[PROBLEM TO SOLVE]: Give the listing again exactly, omitting its images.

start

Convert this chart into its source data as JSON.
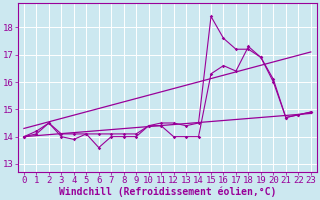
{
  "x": [
    0,
    1,
    2,
    3,
    4,
    5,
    6,
    7,
    8,
    9,
    10,
    11,
    12,
    13,
    14,
    15,
    16,
    17,
    18,
    19,
    20,
    21,
    22,
    23
  ],
  "line1": [
    14.0,
    14.2,
    14.5,
    14.0,
    13.9,
    14.1,
    13.6,
    14.0,
    14.0,
    14.0,
    14.4,
    14.4,
    14.0,
    14.0,
    14.0,
    16.3,
    16.6,
    16.4,
    17.3,
    16.9,
    16.1,
    14.7,
    14.8,
    14.9
  ],
  "line2": [
    14.0,
    14.1,
    14.5,
    14.1,
    14.1,
    14.1,
    14.1,
    14.1,
    14.1,
    14.1,
    14.4,
    14.5,
    14.5,
    14.4,
    14.5,
    18.4,
    17.6,
    17.2,
    17.2,
    16.9,
    16.0,
    14.7,
    14.8,
    14.9
  ],
  "trend1_x": [
    0,
    23
  ],
  "trend1_y": [
    14.0,
    14.85
  ],
  "trend2_x": [
    0,
    23
  ],
  "trend2_y": [
    14.3,
    17.1
  ],
  "xlabel": "Windchill (Refroidissement éolien,°C)",
  "xticks": [
    0,
    1,
    2,
    3,
    4,
    5,
    6,
    7,
    8,
    9,
    10,
    11,
    12,
    13,
    14,
    15,
    16,
    17,
    18,
    19,
    20,
    21,
    22,
    23
  ],
  "yticks": [
    13,
    14,
    15,
    16,
    17,
    18
  ],
  "ylim": [
    12.7,
    18.9
  ],
  "xlim": [
    -0.5,
    23.5
  ],
  "line_color": "#990099",
  "bg_color": "#cce8f0",
  "grid_color": "#ffffff",
  "tick_label_fontsize": 6.5,
  "xlabel_fontsize": 7
}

end

[EXERCISE OUTPUT]:
Convert this chart into its source data as JSON.
{
  "x": [
    0,
    1,
    2,
    3,
    4,
    5,
    6,
    7,
    8,
    9,
    10,
    11,
    12,
    13,
    14,
    15,
    16,
    17,
    18,
    19,
    20,
    21,
    22,
    23
  ],
  "line1": [
    14.0,
    14.2,
    14.5,
    14.0,
    13.9,
    14.1,
    13.6,
    14.0,
    14.0,
    14.0,
    14.4,
    14.4,
    14.0,
    14.0,
    14.0,
    16.3,
    16.6,
    16.4,
    17.3,
    16.9,
    16.1,
    14.7,
    14.8,
    14.9
  ],
  "line2": [
    14.0,
    14.1,
    14.5,
    14.1,
    14.1,
    14.1,
    14.1,
    14.1,
    14.1,
    14.1,
    14.4,
    14.5,
    14.5,
    14.4,
    14.5,
    18.4,
    17.6,
    17.2,
    17.2,
    16.9,
    16.0,
    14.7,
    14.8,
    14.9
  ],
  "trend1_x": [
    0,
    23
  ],
  "trend1_y": [
    14.0,
    14.85
  ],
  "trend2_x": [
    0,
    23
  ],
  "trend2_y": [
    14.3,
    17.1
  ],
  "xlabel": "Windchill (Refroidissement éolien,°C)",
  "xticks": [
    0,
    1,
    2,
    3,
    4,
    5,
    6,
    7,
    8,
    9,
    10,
    11,
    12,
    13,
    14,
    15,
    16,
    17,
    18,
    19,
    20,
    21,
    22,
    23
  ],
  "yticks": [
    13,
    14,
    15,
    16,
    17,
    18
  ],
  "ylim": [
    12.7,
    18.9
  ],
  "xlim": [
    -0.5,
    23.5
  ],
  "line_color": "#990099",
  "bg_color": "#cce8f0",
  "grid_color": "#ffffff",
  "tick_label_fontsize": 6.5,
  "xlabel_fontsize": 7
}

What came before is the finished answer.